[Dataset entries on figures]
-- START --

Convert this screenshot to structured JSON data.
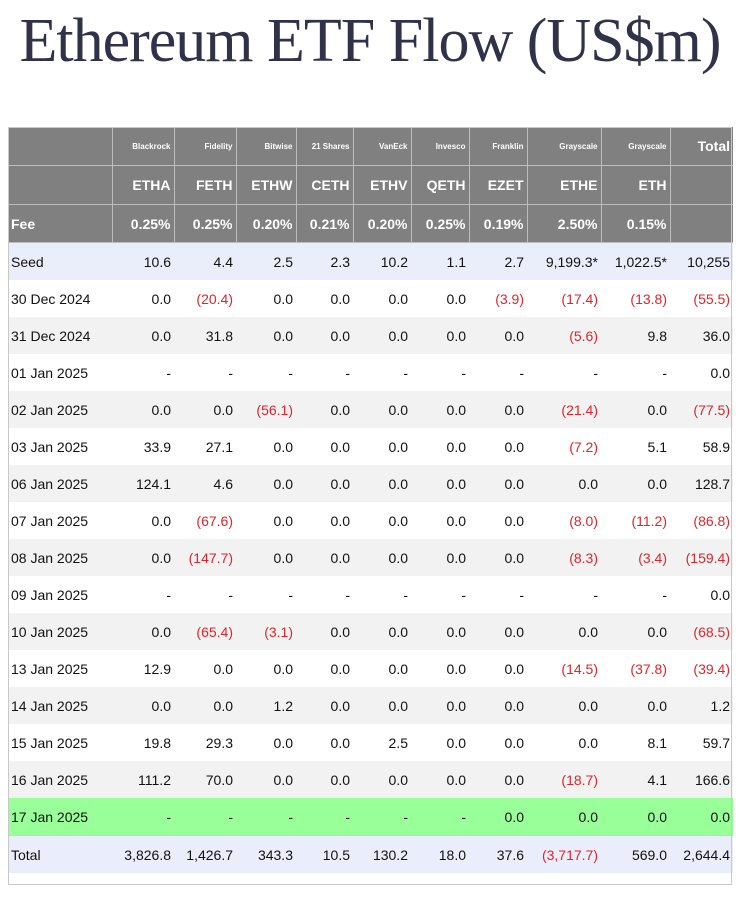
{
  "title": "Ethereum ETF Flow (US$m)",
  "issuers": [
    "Blackrock",
    "Fidelity",
    "Bitwise",
    "21 Shares",
    "VanEck",
    "Invesco",
    "Franklin",
    "Grayscale",
    "Grayscale"
  ],
  "total_header": "Total",
  "tickers": [
    "ETHA",
    "FETH",
    "ETHW",
    "CETH",
    "ETHV",
    "QETH",
    "EZET",
    "ETHE",
    "ETH"
  ],
  "fee_label": "Fee",
  "fees": [
    "0.25%",
    "0.25%",
    "0.20%",
    "0.21%",
    "0.20%",
    "0.25%",
    "0.19%",
    "2.50%",
    "0.15%"
  ],
  "rows": [
    {
      "date": "Seed",
      "values": [
        "10.6",
        "4.4",
        "2.5",
        "2.3",
        "10.2",
        "1.1",
        "2.7",
        "9,199.3*",
        "1,022.5*",
        "10,255"
      ]
    },
    {
      "date": "30 Dec 2024",
      "values": [
        "0.0",
        "(20.4)",
        "0.0",
        "0.0",
        "0.0",
        "0.0",
        "(3.9)",
        "(17.4)",
        "(13.8)",
        "(55.5)"
      ]
    },
    {
      "date": "31 Dec 2024",
      "values": [
        "0.0",
        "31.8",
        "0.0",
        "0.0",
        "0.0",
        "0.0",
        "0.0",
        "(5.6)",
        "9.8",
        "36.0"
      ]
    },
    {
      "date": "01 Jan 2025",
      "values": [
        "-",
        "-",
        "-",
        "-",
        "-",
        "-",
        "-",
        "-",
        "-",
        "0.0"
      ]
    },
    {
      "date": "02 Jan 2025",
      "values": [
        "0.0",
        "0.0",
        "(56.1)",
        "0.0",
        "0.0",
        "0.0",
        "0.0",
        "(21.4)",
        "0.0",
        "(77.5)"
      ]
    },
    {
      "date": "03 Jan 2025",
      "values": [
        "33.9",
        "27.1",
        "0.0",
        "0.0",
        "0.0",
        "0.0",
        "0.0",
        "(7.2)",
        "5.1",
        "58.9"
      ]
    },
    {
      "date": "06 Jan 2025",
      "values": [
        "124.1",
        "4.6",
        "0.0",
        "0.0",
        "0.0",
        "0.0",
        "0.0",
        "0.0",
        "0.0",
        "128.7"
      ]
    },
    {
      "date": "07 Jan 2025",
      "values": [
        "0.0",
        "(67.6)",
        "0.0",
        "0.0",
        "0.0",
        "0.0",
        "0.0",
        "(8.0)",
        "(11.2)",
        "(86.8)"
      ]
    },
    {
      "date": "08 Jan 2025",
      "values": [
        "0.0",
        "(147.7)",
        "0.0",
        "0.0",
        "0.0",
        "0.0",
        "0.0",
        "(8.3)",
        "(3.4)",
        "(159.4)"
      ]
    },
    {
      "date": "09 Jan 2025",
      "values": [
        "-",
        "-",
        "-",
        "-",
        "-",
        "-",
        "-",
        "-",
        "-",
        "0.0"
      ]
    },
    {
      "date": "10 Jan 2025",
      "values": [
        "0.0",
        "(65.4)",
        "(3.1)",
        "0.0",
        "0.0",
        "0.0",
        "0.0",
        "0.0",
        "0.0",
        "(68.5)"
      ]
    },
    {
      "date": "13 Jan 2025",
      "values": [
        "12.9",
        "0.0",
        "0.0",
        "0.0",
        "0.0",
        "0.0",
        "0.0",
        "(14.5)",
        "(37.8)",
        "(39.4)"
      ]
    },
    {
      "date": "14 Jan 2025",
      "values": [
        "0.0",
        "0.0",
        "1.2",
        "0.0",
        "0.0",
        "0.0",
        "0.0",
        "0.0",
        "0.0",
        "1.2"
      ]
    },
    {
      "date": "15 Jan 2025",
      "values": [
        "19.8",
        "29.3",
        "0.0",
        "0.0",
        "2.5",
        "0.0",
        "0.0",
        "0.0",
        "8.1",
        "59.7"
      ]
    },
    {
      "date": "16 Jan 2025",
      "values": [
        "111.2",
        "70.0",
        "0.0",
        "0.0",
        "0.0",
        "0.0",
        "0.0",
        "(18.7)",
        "4.1",
        "166.6"
      ]
    },
    {
      "date": "17 Jan 2025",
      "values": [
        "-",
        "-",
        "-",
        "-",
        "-",
        "-",
        "0.0",
        "0.0",
        "0.0",
        "0.0"
      ]
    }
  ],
  "total_row": {
    "label": "Total",
    "values": [
      "3,826.8",
      "1,426.7",
      "343.3",
      "10.5",
      "130.2",
      "18.0",
      "37.6",
      "(3,717.7)",
      "569.0",
      "2,644.4"
    ]
  },
  "colors": {
    "header_bg": "#808080",
    "negative": "#e0242a",
    "seed_row": "#eaeefa",
    "alt_row": "#f2f2f2",
    "highlight_row": "#99ff99",
    "title": "#2f3248"
  }
}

-- END --

PROBLEM DETAILS: Copy every line above word for word and exclude the pictures.

RESPONSE TO THIS TASK:
Convert this screenshot to structured JSON data.
{
  "title": "Ethereum ETF Flow (US$m)",
  "issuers": [
    "Blackrock",
    "Fidelity",
    "Bitwise",
    "21 Shares",
    "VanEck",
    "Invesco",
    "Franklin",
    "Grayscale",
    "Grayscale"
  ],
  "total_header": "Total",
  "tickers": [
    "ETHA",
    "FETH",
    "ETHW",
    "CETH",
    "ETHV",
    "QETH",
    "EZET",
    "ETHE",
    "ETH"
  ],
  "fee_label": "Fee",
  "fees": [
    "0.25%",
    "0.25%",
    "0.20%",
    "0.21%",
    "0.20%",
    "0.25%",
    "0.19%",
    "2.50%",
    "0.15%"
  ],
  "rows": [
    {
      "date": "Seed",
      "values": [
        "10.6",
        "4.4",
        "2.5",
        "2.3",
        "10.2",
        "1.1",
        "2.7",
        "9,199.3*",
        "1,022.5*",
        "10,255"
      ]
    },
    {
      "date": "30 Dec 2024",
      "values": [
        "0.0",
        "(20.4)",
        "0.0",
        "0.0",
        "0.0",
        "0.0",
        "(3.9)",
        "(17.4)",
        "(13.8)",
        "(55.5)"
      ]
    },
    {
      "date": "31 Dec 2024",
      "values": [
        "0.0",
        "31.8",
        "0.0",
        "0.0",
        "0.0",
        "0.0",
        "0.0",
        "(5.6)",
        "9.8",
        "36.0"
      ]
    },
    {
      "date": "01 Jan 2025",
      "values": [
        "-",
        "-",
        "-",
        "-",
        "-",
        "-",
        "-",
        "-",
        "-",
        "0.0"
      ]
    },
    {
      "date": "02 Jan 2025",
      "values": [
        "0.0",
        "0.0",
        "(56.1)",
        "0.0",
        "0.0",
        "0.0",
        "0.0",
        "(21.4)",
        "0.0",
        "(77.5)"
      ]
    },
    {
      "date": "03 Jan 2025",
      "values": [
        "33.9",
        "27.1",
        "0.0",
        "0.0",
        "0.0",
        "0.0",
        "0.0",
        "(7.2)",
        "5.1",
        "58.9"
      ]
    },
    {
      "date": "06 Jan 2025",
      "values": [
        "124.1",
        "4.6",
        "0.0",
        "0.0",
        "0.0",
        "0.0",
        "0.0",
        "0.0",
        "0.0",
        "128.7"
      ]
    },
    {
      "date": "07 Jan 2025",
      "values": [
        "0.0",
        "(67.6)",
        "0.0",
        "0.0",
        "0.0",
        "0.0",
        "0.0",
        "(8.0)",
        "(11.2)",
        "(86.8)"
      ]
    },
    {
      "date": "08 Jan 2025",
      "values": [
        "0.0",
        "(147.7)",
        "0.0",
        "0.0",
        "0.0",
        "0.0",
        "0.0",
        "(8.3)",
        "(3.4)",
        "(159.4)"
      ]
    },
    {
      "date": "09 Jan 2025",
      "values": [
        "-",
        "-",
        "-",
        "-",
        "-",
        "-",
        "-",
        "-",
        "-",
        "0.0"
      ]
    },
    {
      "date": "10 Jan 2025",
      "values": [
        "0.0",
        "(65.4)",
        "(3.1)",
        "0.0",
        "0.0",
        "0.0",
        "0.0",
        "0.0",
        "0.0",
        "(68.5)"
      ]
    },
    {
      "date": "13 Jan 2025",
      "values": [
        "12.9",
        "0.0",
        "0.0",
        "0.0",
        "0.0",
        "0.0",
        "0.0",
        "(14.5)",
        "(37.8)",
        "(39.4)"
      ]
    },
    {
      "date": "14 Jan 2025",
      "values": [
        "0.0",
        "0.0",
        "1.2",
        "0.0",
        "0.0",
        "0.0",
        "0.0",
        "0.0",
        "0.0",
        "1.2"
      ]
    },
    {
      "date": "15 Jan 2025",
      "values": [
        "19.8",
        "29.3",
        "0.0",
        "0.0",
        "2.5",
        "0.0",
        "0.0",
        "0.0",
        "8.1",
        "59.7"
      ]
    },
    {
      "date": "16 Jan 2025",
      "values": [
        "111.2",
        "70.0",
        "0.0",
        "0.0",
        "0.0",
        "0.0",
        "0.0",
        "(18.7)",
        "4.1",
        "166.6"
      ]
    },
    {
      "date": "17 Jan 2025",
      "values": [
        "-",
        "-",
        "-",
        "-",
        "-",
        "-",
        "0.0",
        "0.0",
        "0.0",
        "0.0"
      ]
    }
  ],
  "total_row": {
    "label": "Total",
    "values": [
      "3,826.8",
      "1,426.7",
      "343.3",
      "10.5",
      "130.2",
      "18.0",
      "37.6",
      "(3,717.7)",
      "569.0",
      "2,644.4"
    ]
  },
  "colors": {
    "header_bg": "#808080",
    "negative": "#e0242a",
    "seed_row": "#eaeefa",
    "alt_row": "#f2f2f2",
    "highlight_row": "#99ff99",
    "title": "#2f3248"
  }
}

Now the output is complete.